_Input records_
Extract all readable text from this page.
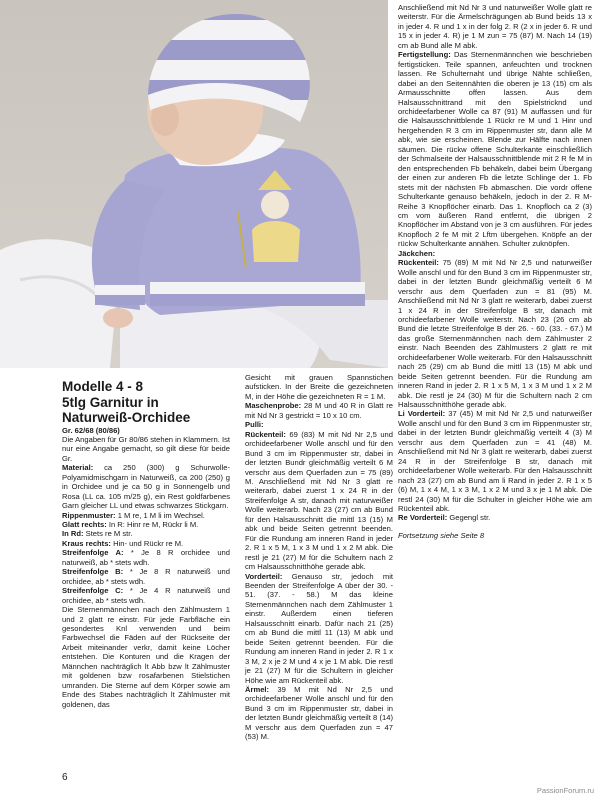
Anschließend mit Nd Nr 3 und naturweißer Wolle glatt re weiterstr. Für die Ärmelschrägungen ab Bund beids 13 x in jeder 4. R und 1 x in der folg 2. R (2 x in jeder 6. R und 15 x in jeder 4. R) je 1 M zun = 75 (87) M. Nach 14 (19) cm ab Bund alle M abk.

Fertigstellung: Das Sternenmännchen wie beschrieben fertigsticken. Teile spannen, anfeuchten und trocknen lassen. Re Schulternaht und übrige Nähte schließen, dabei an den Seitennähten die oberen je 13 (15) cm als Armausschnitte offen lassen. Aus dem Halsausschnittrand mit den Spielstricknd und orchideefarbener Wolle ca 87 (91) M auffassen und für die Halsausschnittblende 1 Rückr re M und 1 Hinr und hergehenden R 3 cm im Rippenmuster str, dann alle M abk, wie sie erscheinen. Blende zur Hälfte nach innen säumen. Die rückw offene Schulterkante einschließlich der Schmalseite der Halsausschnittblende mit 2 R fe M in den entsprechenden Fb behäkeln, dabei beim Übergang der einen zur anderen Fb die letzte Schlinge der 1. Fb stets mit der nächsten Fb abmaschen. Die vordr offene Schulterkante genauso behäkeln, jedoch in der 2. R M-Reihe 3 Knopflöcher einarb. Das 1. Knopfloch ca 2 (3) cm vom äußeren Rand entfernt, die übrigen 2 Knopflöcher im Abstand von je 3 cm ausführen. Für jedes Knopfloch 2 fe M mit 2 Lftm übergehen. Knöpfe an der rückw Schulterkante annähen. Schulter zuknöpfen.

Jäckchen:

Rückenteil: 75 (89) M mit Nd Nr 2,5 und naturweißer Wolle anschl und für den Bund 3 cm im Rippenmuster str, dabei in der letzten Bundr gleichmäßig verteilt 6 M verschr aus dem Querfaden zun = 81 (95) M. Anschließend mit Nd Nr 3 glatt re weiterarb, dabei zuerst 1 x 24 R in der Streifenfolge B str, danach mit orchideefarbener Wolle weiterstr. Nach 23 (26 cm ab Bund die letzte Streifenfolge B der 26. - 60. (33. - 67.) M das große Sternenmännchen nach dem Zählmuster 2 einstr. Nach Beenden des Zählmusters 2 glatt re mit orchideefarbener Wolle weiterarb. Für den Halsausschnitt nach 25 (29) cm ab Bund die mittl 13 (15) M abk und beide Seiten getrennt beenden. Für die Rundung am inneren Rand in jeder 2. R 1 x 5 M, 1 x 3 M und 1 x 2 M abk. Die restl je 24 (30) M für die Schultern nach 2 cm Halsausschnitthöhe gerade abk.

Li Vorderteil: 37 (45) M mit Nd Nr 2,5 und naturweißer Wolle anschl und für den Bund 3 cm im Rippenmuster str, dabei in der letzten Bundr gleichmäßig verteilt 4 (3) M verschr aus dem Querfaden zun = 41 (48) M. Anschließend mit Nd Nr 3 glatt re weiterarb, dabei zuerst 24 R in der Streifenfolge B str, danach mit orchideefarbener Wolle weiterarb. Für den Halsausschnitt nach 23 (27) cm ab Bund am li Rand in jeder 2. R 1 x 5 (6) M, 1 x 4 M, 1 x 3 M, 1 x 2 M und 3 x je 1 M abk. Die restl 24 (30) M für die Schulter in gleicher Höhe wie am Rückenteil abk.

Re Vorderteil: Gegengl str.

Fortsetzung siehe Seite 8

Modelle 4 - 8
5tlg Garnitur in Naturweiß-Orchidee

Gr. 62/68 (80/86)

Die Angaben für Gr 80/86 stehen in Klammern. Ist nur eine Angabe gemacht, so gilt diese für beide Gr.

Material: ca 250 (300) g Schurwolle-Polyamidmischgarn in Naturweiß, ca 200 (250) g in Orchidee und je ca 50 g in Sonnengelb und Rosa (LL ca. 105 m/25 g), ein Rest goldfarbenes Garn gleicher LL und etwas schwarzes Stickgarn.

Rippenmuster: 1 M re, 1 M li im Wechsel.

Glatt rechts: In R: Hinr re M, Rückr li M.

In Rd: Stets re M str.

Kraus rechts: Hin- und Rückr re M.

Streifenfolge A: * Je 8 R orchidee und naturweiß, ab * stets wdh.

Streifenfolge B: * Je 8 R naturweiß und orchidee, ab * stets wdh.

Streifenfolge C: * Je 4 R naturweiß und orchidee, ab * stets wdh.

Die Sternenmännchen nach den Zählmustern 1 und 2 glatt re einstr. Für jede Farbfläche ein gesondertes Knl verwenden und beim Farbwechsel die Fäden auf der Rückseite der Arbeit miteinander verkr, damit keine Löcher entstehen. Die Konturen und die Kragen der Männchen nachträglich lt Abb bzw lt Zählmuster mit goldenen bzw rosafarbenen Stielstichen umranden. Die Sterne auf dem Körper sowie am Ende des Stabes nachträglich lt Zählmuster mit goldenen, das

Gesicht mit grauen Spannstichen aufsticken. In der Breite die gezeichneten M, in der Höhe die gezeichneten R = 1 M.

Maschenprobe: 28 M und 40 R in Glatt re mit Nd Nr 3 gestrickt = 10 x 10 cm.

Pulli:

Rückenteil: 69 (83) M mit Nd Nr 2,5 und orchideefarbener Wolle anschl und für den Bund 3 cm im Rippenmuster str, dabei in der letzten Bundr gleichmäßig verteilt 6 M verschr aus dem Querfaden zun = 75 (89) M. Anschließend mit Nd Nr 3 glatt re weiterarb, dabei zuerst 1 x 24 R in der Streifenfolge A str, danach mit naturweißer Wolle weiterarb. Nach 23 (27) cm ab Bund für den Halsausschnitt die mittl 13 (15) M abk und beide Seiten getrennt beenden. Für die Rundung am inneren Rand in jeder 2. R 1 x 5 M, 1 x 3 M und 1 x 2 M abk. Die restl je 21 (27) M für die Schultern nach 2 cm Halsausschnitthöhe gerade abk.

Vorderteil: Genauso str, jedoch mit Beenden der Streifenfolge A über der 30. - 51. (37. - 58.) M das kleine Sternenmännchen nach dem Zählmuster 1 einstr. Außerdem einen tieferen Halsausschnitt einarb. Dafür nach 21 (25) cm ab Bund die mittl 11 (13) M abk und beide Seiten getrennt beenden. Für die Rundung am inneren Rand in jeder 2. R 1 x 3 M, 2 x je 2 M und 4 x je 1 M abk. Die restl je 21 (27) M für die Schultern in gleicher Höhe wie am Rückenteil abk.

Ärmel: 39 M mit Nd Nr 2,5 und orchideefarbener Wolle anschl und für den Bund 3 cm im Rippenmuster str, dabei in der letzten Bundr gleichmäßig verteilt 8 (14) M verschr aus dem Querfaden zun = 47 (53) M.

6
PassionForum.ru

_Short problem_
Search the lines for the string "einen" and copy every line that has it.

_Output of the exercise_
Fertigstellung: Das Sternenmännchen wie beschrieben fertigsticken. Teile spannen, anfeuchten und trocknen lassen. Re Schulternaht und übrige Nähte schließen, dabei an den Seitennähten die oberen je 13 (15) cm als Armausschnitte offen lassen. Aus dem Halsausschnittrand mit den Spielstricknd und orchideefarbener Wolle ca 87 (91) M auffassen und für die Halsausschnittblende 1 Rückr re M und 1 Hinr und hergehenden R 3 cm im Rippenmuster str, dann alle M abk, wie sie erscheinen. Blende zur Hälfte nach innen säumen. Die rückw offene Schulterkante einschließlich der Schmalseite der Halsausschnittblende mit 2 R fe M in den entsprechenden Fb behäkeln, dabei beim Übergang der einen zur anderen Fb die letzte Schlinge der 1. Fb stets mit der nächsten Fb abmaschen. Die vordr offene Schulterkante genauso behäkeln, jedoch in der 2. R M-Reihe 3 Knopflöcher einarb. Das 1. Knopfloch ca 2 (3) cm vom äußeren Rand entfernt, die übrigen 2 Knopflöcher im Abstand von je 3 cm ausführen. Für jedes Knopfloch 2 fe M mit 2 Lftm übergehen. Knöpfe an der rückw Schulterkante annähen. Schulter zuknöpfen.
Vorderteil: Genauso str, jedoch mit Beenden der Streifenfolge A über der 30. - 51. (37. - 58.) M das kleine Sternenmännchen nach dem Zählmuster 1 einstr. Außerdem einen tieferen Halsausschnitt einarb. Dafür nach 21 (25) cm ab Bund die mittl 11 (13) M abk und beide Seiten getrennt beenden. Für die Rundung am inneren Rand in jeder 2. R 1 x 3 M, 2 x je 2 M und 4 x je 1 M abk. Die restl je 21 (27) M für die Schultern in gleicher Höhe wie am Rückenteil abk.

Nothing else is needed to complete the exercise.